Stored data entries
______________________________

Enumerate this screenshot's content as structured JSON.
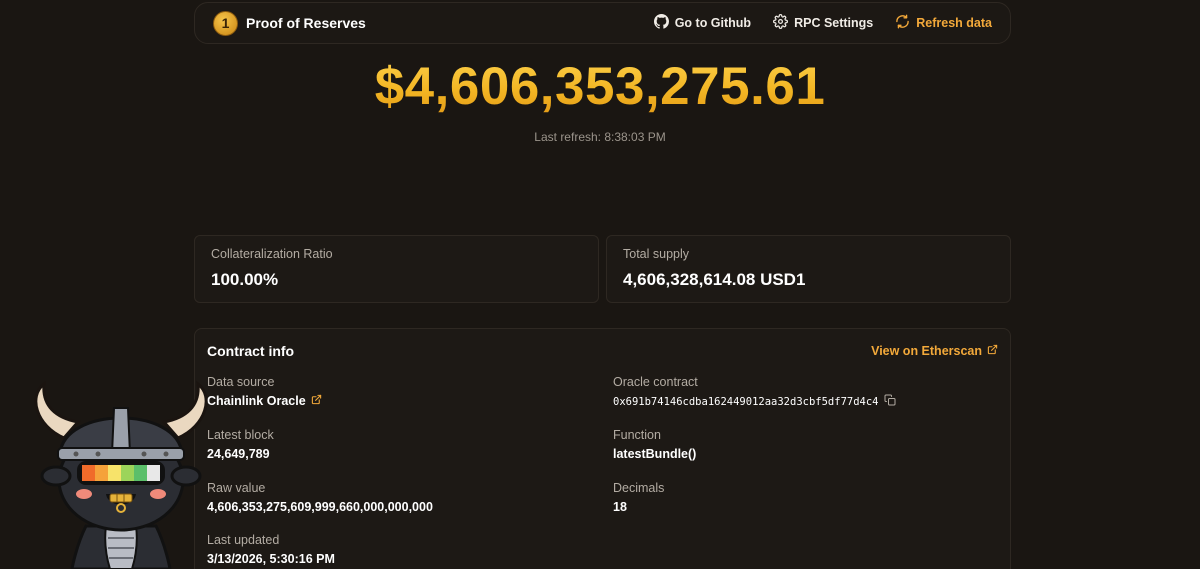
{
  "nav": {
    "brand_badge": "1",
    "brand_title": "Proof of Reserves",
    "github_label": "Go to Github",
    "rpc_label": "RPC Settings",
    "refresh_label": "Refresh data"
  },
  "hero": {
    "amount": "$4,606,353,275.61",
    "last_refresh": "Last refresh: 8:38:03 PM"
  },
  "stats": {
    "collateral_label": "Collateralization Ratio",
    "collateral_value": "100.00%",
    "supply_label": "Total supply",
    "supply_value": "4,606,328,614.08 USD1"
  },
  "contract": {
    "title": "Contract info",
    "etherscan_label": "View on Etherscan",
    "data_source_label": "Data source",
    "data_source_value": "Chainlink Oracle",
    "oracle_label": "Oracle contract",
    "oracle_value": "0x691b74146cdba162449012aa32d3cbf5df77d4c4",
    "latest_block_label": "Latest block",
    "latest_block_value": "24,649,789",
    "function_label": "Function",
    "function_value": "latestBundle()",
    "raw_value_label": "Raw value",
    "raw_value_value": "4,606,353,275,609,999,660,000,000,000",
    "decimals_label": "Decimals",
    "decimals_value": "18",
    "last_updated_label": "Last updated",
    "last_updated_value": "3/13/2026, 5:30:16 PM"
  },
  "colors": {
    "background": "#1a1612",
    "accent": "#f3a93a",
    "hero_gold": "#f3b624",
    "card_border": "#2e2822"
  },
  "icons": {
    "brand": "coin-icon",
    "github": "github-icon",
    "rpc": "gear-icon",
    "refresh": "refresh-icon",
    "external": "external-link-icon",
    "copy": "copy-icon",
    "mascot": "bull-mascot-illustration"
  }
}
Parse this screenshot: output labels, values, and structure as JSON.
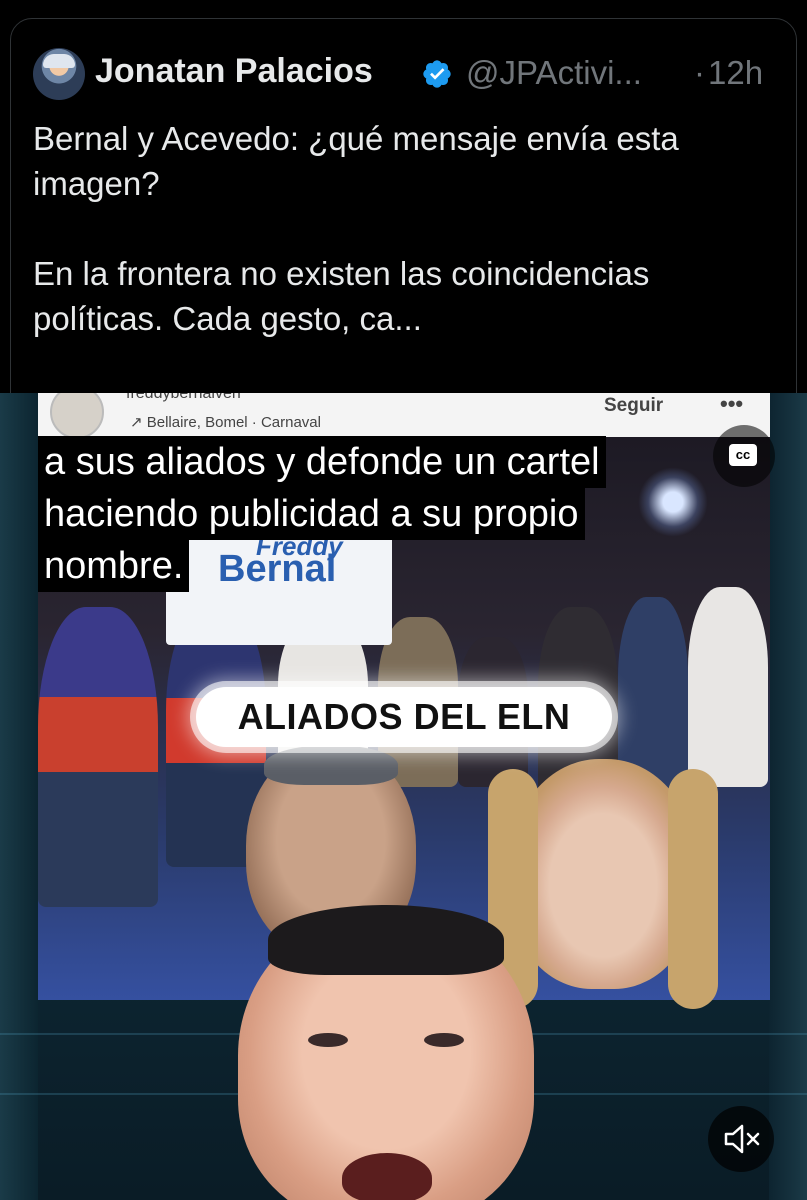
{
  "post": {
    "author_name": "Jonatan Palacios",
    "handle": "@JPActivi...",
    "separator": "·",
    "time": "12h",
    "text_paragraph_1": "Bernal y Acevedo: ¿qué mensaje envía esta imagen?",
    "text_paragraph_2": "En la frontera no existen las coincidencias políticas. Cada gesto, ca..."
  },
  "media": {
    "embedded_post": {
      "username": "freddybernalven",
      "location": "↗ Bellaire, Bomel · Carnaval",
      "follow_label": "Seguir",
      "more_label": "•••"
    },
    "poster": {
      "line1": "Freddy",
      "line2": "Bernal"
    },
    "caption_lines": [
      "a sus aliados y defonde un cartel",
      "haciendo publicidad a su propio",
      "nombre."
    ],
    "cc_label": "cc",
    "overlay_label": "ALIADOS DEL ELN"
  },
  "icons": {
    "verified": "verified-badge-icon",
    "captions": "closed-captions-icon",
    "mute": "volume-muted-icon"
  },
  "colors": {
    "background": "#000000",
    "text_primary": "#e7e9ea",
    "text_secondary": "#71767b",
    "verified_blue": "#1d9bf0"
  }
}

______________________________

The problem
What is needed is an exact reproduction of the data, pictures excluded.

The solution
Enumerate this screenshot's content as structured JSON.
{
  "nav": {
    "brand_badge": "1",
    "brand_title": "Proof of Reserves",
    "github_label": "Go to Github",
    "rpc_label": "RPC Settings",
    "refresh_label": "Refresh data"
  },
  "hero": {
    "amount": "$4,606,353,275.61",
    "last_refresh": "Last refresh: 8:38:03 PM"
  },
  "stats": {
    "collateral_label": "Collateralization Ratio",
    "collateral_value": "100.00%",
    "supply_label": "Total supply",
    "supply_value": "4,606,328,614.08 USD1"
  },
  "contract": {
    "title": "Contract info",
    "etherscan_label": "View on Etherscan",
    "data_source_label": "Data source",
    "data_source_value": "Chainlink Oracle",
    "oracle_label": "Oracle contract",
    "oracle_value": "0x691b74146cdba162449012aa32d3cbf5df77d4c4",
    "latest_block_label": "Latest block",
    "latest_block_value": "24,649,789",
    "function_label": "Function",
    "function_value": "latestBundle()",
    "raw_value_label": "Raw value",
    "raw_value_value": "4,606,353,275,609,999,660,000,000,000",
    "decimals_label": "Decimals",
    "decimals_value": "18",
    "last_updated_label": "Last updated",
    "last_updated_value": "3/13/2026, 5:30:16 PM"
  },
  "colors": {
    "background": "#1a1612",
    "accent": "#f3a93a",
    "hero_gold": "#f3b624",
    "card_border": "#2e2822"
  },
  "icons": {
    "brand": "coin-icon",
    "github": "github-icon",
    "rpc": "gear-icon",
    "refresh": "refresh-icon",
    "external": "external-link-icon",
    "copy": "copy-icon",
    "mascot": "bull-mascot-illustration"
  }
}
Parse this screenshot: output labels, values, and structure as JSON.
{
  "post": {
    "author_name": "Jonatan Palacios",
    "handle": "@JPActivi...",
    "separator": "·",
    "time": "12h",
    "text_paragraph_1": "Bernal y Acevedo: ¿qué mensaje envía esta imagen?",
    "text_paragraph_2": "En la frontera no existen las coincidencias políticas. Cada gesto, ca..."
  },
  "media": {
    "embedded_post": {
      "username": "freddybernalven",
      "location": "↗ Bellaire, Bomel · Carnaval",
      "follow_label": "Seguir",
      "more_label": "•••"
    },
    "poster": {
      "line1": "Freddy",
      "line2": "Bernal"
    },
    "caption_lines": [
      "a sus aliados y defonde un cartel",
      "haciendo publicidad a su propio",
      "nombre."
    ],
    "cc_label": "cc",
    "overlay_label": "ALIADOS DEL ELN"
  },
  "icons": {
    "verified": "verified-badge-icon",
    "captions": "closed-captions-icon",
    "mute": "volume-muted-icon"
  },
  "colors": {
    "background": "#000000",
    "text_primary": "#e7e9ea",
    "text_secondary": "#71767b",
    "verified_blue": "#1d9bf0"
  }
}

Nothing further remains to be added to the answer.